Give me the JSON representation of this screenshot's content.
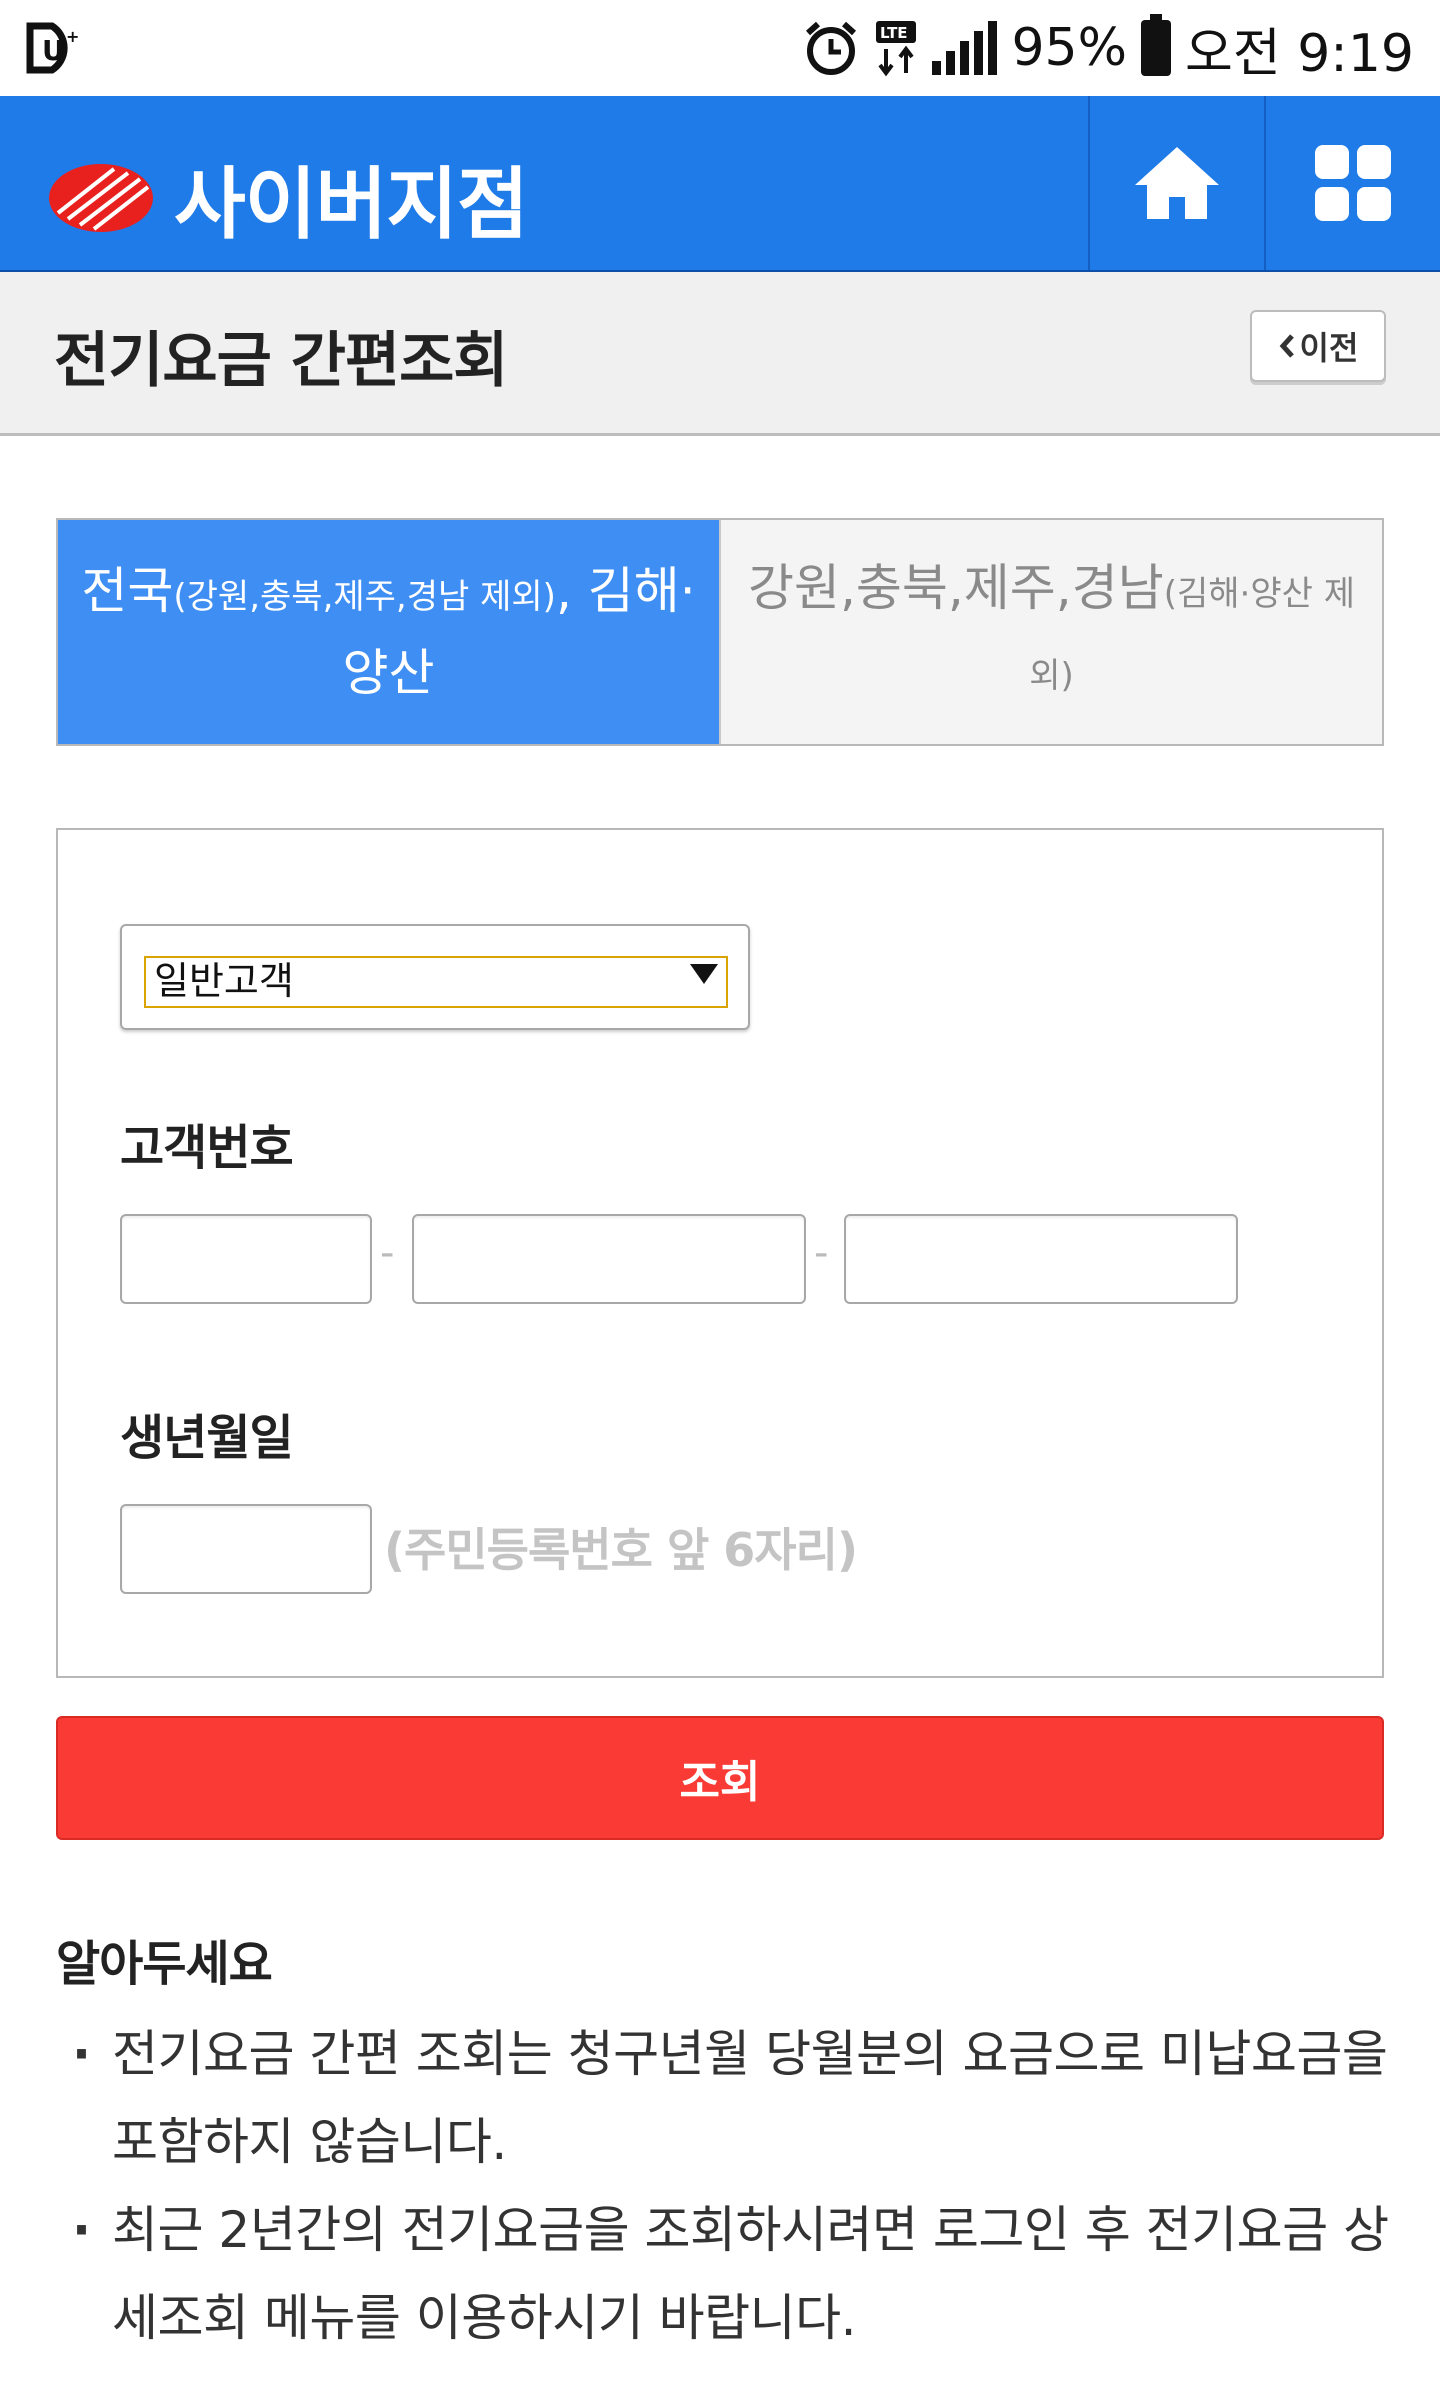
{
  "status_bar": {
    "battery": "95%",
    "time": "오전 9:19",
    "network": "LTE"
  },
  "header": {
    "brand": "사이버지점",
    "icons": [
      "home-icon",
      "grid-menu-icon"
    ],
    "accent_color": "#1f7be8"
  },
  "page": {
    "title": "전기요금 간편조회",
    "back_label": "이전"
  },
  "tabs": [
    {
      "label_main": "전국",
      "label_small": "(강원,충북,제주,경남 제외)",
      "label_rest": ", 김해·양산",
      "active": true
    },
    {
      "label_main": "강원,충북,제주,경남",
      "label_small": "(김해·양산 제외)",
      "label_rest": "",
      "active": false
    }
  ],
  "form": {
    "customer_type": "일반고객",
    "customer_no_label": "고객번호",
    "separator": "-",
    "birth_label": "생년월일",
    "birth_hint": "(주민등록번호 앞 6자리)",
    "submit_label": "조회",
    "submit_color": "#fa3a34"
  },
  "notice": {
    "title": "알아두세요",
    "items": [
      "전기요금 간편 조회는 청구년월 당월분의 요금으로 미납요금을 포함하지 않습니다.",
      "최근 2년간의 전기요금을 조회하시려면 로그인 후 전기요금 상세조회 메뉴를 이용하시기 바랍니다."
    ]
  }
}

> EXERCISE GOAL
Find the lines with the string "전기요금" and reproduce them.

> THE SOLUTION
    "title": "전기요금 간편조회",
      "전기요금 간편 조회는 청구년월 당월분의 요금으로 미납요금을 포함하지 않습니다.",
      "최근 2년간의 전기요금을 조회하시려면 로그인 후 전기요금 상세조회 메뉴를 이용하시기 바랍니다."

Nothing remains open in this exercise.